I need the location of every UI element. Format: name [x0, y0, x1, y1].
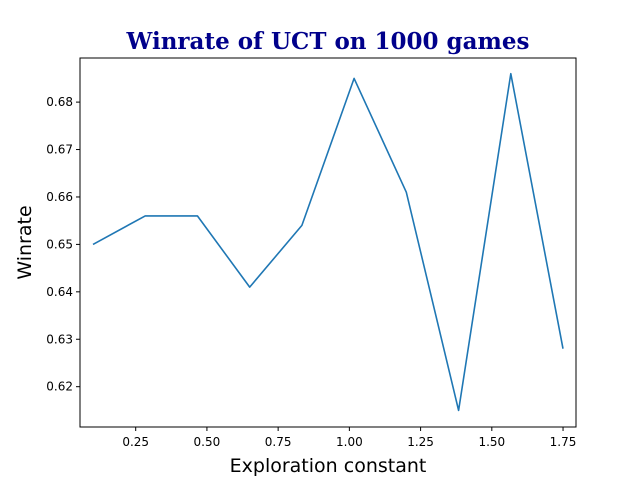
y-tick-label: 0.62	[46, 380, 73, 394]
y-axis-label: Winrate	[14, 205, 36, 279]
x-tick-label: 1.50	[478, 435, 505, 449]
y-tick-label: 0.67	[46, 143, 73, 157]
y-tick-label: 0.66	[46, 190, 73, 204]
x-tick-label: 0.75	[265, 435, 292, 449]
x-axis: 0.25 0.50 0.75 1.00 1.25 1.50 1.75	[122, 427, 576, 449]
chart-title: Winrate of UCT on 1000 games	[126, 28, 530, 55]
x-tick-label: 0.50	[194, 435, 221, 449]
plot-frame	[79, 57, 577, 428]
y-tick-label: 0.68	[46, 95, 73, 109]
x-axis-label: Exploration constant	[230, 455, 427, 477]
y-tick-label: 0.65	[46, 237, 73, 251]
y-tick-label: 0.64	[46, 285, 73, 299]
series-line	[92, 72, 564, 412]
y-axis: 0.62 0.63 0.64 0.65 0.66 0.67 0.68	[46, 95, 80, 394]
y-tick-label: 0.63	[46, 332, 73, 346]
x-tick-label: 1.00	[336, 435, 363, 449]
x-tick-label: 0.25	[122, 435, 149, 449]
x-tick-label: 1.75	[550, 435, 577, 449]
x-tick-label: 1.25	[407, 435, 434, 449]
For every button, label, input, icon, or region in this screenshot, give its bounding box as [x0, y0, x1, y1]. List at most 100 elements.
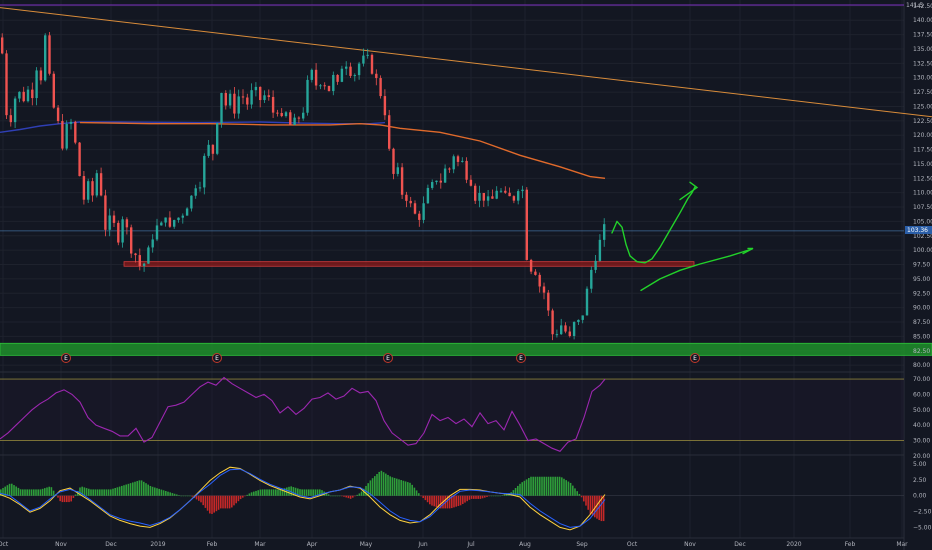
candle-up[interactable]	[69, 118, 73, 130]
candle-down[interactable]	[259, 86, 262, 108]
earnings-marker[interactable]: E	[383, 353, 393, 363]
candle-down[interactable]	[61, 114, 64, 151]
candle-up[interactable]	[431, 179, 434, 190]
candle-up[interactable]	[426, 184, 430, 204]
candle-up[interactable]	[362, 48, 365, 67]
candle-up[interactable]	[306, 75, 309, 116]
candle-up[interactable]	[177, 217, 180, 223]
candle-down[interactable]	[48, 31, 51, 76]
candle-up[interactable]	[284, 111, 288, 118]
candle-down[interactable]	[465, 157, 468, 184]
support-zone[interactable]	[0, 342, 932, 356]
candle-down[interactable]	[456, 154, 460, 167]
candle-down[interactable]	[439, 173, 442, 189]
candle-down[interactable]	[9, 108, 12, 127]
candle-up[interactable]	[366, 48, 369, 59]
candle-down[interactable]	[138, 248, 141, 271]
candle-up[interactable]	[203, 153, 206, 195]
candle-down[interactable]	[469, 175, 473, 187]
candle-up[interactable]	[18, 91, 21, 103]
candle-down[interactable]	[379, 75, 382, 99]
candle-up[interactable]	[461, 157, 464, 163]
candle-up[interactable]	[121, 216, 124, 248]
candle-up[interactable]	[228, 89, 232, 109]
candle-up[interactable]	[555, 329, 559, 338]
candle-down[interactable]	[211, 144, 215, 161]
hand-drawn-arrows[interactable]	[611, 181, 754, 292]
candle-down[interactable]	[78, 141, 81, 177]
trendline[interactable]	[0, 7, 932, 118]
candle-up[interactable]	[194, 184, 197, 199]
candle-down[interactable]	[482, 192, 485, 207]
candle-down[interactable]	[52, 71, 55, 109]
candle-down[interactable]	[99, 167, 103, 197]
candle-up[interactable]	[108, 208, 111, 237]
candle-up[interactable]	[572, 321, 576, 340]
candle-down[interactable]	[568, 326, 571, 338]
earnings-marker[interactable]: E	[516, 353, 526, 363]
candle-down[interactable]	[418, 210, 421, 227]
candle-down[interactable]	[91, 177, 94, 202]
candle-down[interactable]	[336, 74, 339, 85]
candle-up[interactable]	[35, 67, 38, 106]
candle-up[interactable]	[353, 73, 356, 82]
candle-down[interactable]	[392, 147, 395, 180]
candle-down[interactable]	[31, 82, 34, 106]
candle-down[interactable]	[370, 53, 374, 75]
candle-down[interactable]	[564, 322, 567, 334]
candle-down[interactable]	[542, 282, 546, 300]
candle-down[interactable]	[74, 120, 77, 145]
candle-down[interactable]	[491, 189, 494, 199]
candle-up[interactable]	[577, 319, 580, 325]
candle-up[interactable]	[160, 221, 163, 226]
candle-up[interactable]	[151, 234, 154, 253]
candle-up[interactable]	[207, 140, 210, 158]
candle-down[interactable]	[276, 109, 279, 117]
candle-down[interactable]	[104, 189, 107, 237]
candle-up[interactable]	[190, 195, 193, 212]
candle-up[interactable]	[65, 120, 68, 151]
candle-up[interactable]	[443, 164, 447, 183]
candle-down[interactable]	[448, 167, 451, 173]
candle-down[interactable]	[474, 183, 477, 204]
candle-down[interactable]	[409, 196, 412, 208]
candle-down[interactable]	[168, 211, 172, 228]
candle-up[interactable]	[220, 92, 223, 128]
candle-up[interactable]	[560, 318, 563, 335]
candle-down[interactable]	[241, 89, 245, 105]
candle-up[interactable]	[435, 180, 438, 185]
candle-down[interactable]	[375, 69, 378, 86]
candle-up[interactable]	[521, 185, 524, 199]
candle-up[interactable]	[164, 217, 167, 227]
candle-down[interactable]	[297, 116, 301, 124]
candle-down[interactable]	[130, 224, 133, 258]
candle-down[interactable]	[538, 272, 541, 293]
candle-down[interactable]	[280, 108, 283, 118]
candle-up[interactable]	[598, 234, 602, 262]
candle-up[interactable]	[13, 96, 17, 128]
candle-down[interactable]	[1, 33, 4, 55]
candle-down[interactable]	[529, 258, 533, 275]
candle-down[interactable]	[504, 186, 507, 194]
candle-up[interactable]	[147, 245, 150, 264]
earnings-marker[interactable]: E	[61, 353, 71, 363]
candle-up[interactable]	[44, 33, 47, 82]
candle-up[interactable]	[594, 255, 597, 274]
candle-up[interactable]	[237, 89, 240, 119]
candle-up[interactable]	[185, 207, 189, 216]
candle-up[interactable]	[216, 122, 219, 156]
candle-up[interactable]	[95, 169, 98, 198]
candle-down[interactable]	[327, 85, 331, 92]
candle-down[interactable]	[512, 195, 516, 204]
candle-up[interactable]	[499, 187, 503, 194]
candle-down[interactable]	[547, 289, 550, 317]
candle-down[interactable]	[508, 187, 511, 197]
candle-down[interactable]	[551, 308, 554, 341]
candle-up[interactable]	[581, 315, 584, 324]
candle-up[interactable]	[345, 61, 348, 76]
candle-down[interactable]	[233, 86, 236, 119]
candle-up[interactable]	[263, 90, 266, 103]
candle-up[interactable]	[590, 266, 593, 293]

——

[WRITTEN PROBLEM] Please write out all of the rows above line for line, with no changes, and leave the pictures out.

[SOLUTION TO THE PROBLEM]
I need the location of every UI element. Format: name [x0, y0, x1, y1].
y-tick-label: 0.62	[46, 380, 73, 394]
y-axis-label: Winrate	[14, 205, 36, 279]
x-tick-label: 1.50	[478, 435, 505, 449]
y-tick-label: 0.67	[46, 143, 73, 157]
y-tick-label: 0.66	[46, 190, 73, 204]
x-tick-label: 0.75	[265, 435, 292, 449]
x-axis: 0.25 0.50 0.75 1.00 1.25 1.50 1.75	[122, 427, 576, 449]
chart-title: Winrate of UCT on 1000 games	[126, 28, 530, 55]
x-tick-label: 0.50	[194, 435, 221, 449]
plot-frame	[79, 57, 577, 428]
y-tick-label: 0.68	[46, 95, 73, 109]
x-axis-label: Exploration constant	[230, 455, 427, 477]
y-tick-label: 0.65	[46, 237, 73, 251]
y-tick-label: 0.64	[46, 285, 73, 299]
series-line	[92, 72, 564, 412]
y-axis: 0.62 0.63 0.64 0.65 0.66 0.67 0.68	[46, 95, 80, 394]
y-tick-label: 0.63	[46, 332, 73, 346]
x-tick-label: 1.00	[336, 435, 363, 449]
x-tick-label: 0.25	[122, 435, 149, 449]
x-tick-label: 1.75	[550, 435, 577, 449]
x-tick-label: 1.25	[407, 435, 434, 449]
For every button, label, input, icon, or region in this screenshot, give its bounding box as [x0, y0, x1, y1]. List at most 100 elements.
candle-up[interactable]	[69, 118, 73, 130]
candle-down[interactable]	[259, 86, 262, 108]
earnings-marker[interactable]: E	[383, 353, 393, 363]
candle-down[interactable]	[61, 114, 64, 151]
candle-up[interactable]	[431, 179, 434, 190]
candle-up[interactable]	[426, 184, 430, 204]
candle-up[interactable]	[362, 48, 365, 67]
candle-up[interactable]	[306, 75, 309, 116]
candle-up[interactable]	[177, 217, 180, 223]
candle-down[interactable]	[48, 31, 51, 76]
candle-up[interactable]	[284, 111, 288, 118]
candle-down[interactable]	[465, 157, 468, 184]
support-zone[interactable]	[0, 342, 932, 356]
candle-down[interactable]	[456, 154, 460, 167]
candle-down[interactable]	[439, 173, 442, 189]
candle-down[interactable]	[9, 108, 12, 127]
candle-up[interactable]	[366, 48, 369, 59]
candle-down[interactable]	[138, 248, 141, 271]
candle-up[interactable]	[203, 153, 206, 195]
candle-down[interactable]	[469, 175, 473, 187]
candle-up[interactable]	[18, 91, 21, 103]
candle-down[interactable]	[379, 75, 382, 99]
candle-up[interactable]	[461, 157, 464, 163]
candle-up[interactable]	[121, 216, 124, 248]
candle-up[interactable]	[228, 89, 232, 109]
candle-up[interactable]	[555, 329, 559, 338]
candle-down[interactable]	[211, 144, 215, 161]
hand-drawn-arrows[interactable]	[611, 181, 754, 292]
candle-down[interactable]	[78, 141, 81, 177]
trendline[interactable]	[0, 7, 932, 118]
candle-up[interactable]	[194, 184, 197, 199]
candle-down[interactable]	[482, 192, 485, 207]
candle-down[interactable]	[52, 71, 55, 109]
candle-down[interactable]	[99, 167, 103, 197]
candle-up[interactable]	[108, 208, 111, 237]
candle-up[interactable]	[572, 321, 576, 340]
candle-down[interactable]	[568, 326, 571, 338]
earnings-marker[interactable]: E	[516, 353, 526, 363]
candle-down[interactable]	[418, 210, 421, 227]
candle-down[interactable]	[91, 177, 94, 202]
candle-down[interactable]	[336, 74, 339, 85]
candle-up[interactable]	[35, 67, 38, 106]
candle-up[interactable]	[353, 73, 356, 82]
candle-down[interactable]	[392, 147, 395, 180]
candle-down[interactable]	[31, 82, 34, 106]
candle-down[interactable]	[370, 53, 374, 75]
candle-down[interactable]	[564, 322, 567, 334]
candle-down[interactable]	[542, 282, 546, 300]
candle-down[interactable]	[74, 120, 77, 145]
candle-down[interactable]	[491, 189, 494, 199]
candle-up[interactable]	[577, 319, 580, 325]
candle-up[interactable]	[160, 221, 163, 226]
candle-up[interactable]	[151, 234, 154, 253]
candle-up[interactable]	[207, 140, 210, 158]
candle-down[interactable]	[276, 109, 279, 117]
candle-down[interactable]	[104, 189, 107, 237]
candle-up[interactable]	[190, 195, 193, 212]
candle-up[interactable]	[65, 120, 68, 151]
candle-up[interactable]	[443, 164, 447, 183]
candle-down[interactable]	[448, 167, 451, 173]
candle-down[interactable]	[474, 183, 477, 204]
candle-down[interactable]	[409, 196, 412, 208]
candle-down[interactable]	[168, 211, 172, 228]
candle-up[interactable]	[220, 92, 223, 128]
candle-up[interactable]	[560, 318, 563, 335]
candle-down[interactable]	[241, 89, 245, 105]
candle-up[interactable]	[435, 180, 438, 185]
candle-down[interactable]	[375, 69, 378, 86]
candle-up[interactable]	[521, 185, 524, 199]
candle-up[interactable]	[164, 217, 167, 227]
candle-down[interactable]	[297, 116, 301, 124]
candle-down[interactable]	[130, 224, 133, 258]
candle-down[interactable]	[538, 272, 541, 293]
candle-down[interactable]	[280, 108, 283, 118]
candle-up[interactable]	[598, 234, 602, 262]
candle-up[interactable]	[13, 96, 17, 128]
candle-down[interactable]	[1, 33, 4, 55]
candle-down[interactable]	[529, 258, 533, 275]
candle-down[interactable]	[504, 186, 507, 194]
candle-up[interactable]	[147, 245, 150, 264]
earnings-marker[interactable]: E	[61, 353, 71, 363]
candle-up[interactable]	[44, 33, 47, 82]
candle-up[interactable]	[594, 255, 597, 274]
candle-up[interactable]	[237, 89, 240, 119]
candle-up[interactable]	[185, 207, 189, 216]
candle-up[interactable]	[216, 122, 219, 156]
candle-up[interactable]	[95, 169, 98, 198]
candle-down[interactable]	[327, 85, 331, 92]
candle-down[interactable]	[512, 195, 516, 204]
candle-up[interactable]	[499, 187, 503, 194]
candle-down[interactable]	[547, 289, 550, 317]
candle-down[interactable]	[508, 187, 511, 197]
candle-down[interactable]	[551, 308, 554, 341]
candle-up[interactable]	[581, 315, 584, 324]
candle-up[interactable]	[345, 61, 348, 76]
candle-down[interactable]	[233, 86, 236, 119]
candle-up[interactable]	[263, 90, 266, 103]
candle-up[interactable]	[590, 266, 593, 293]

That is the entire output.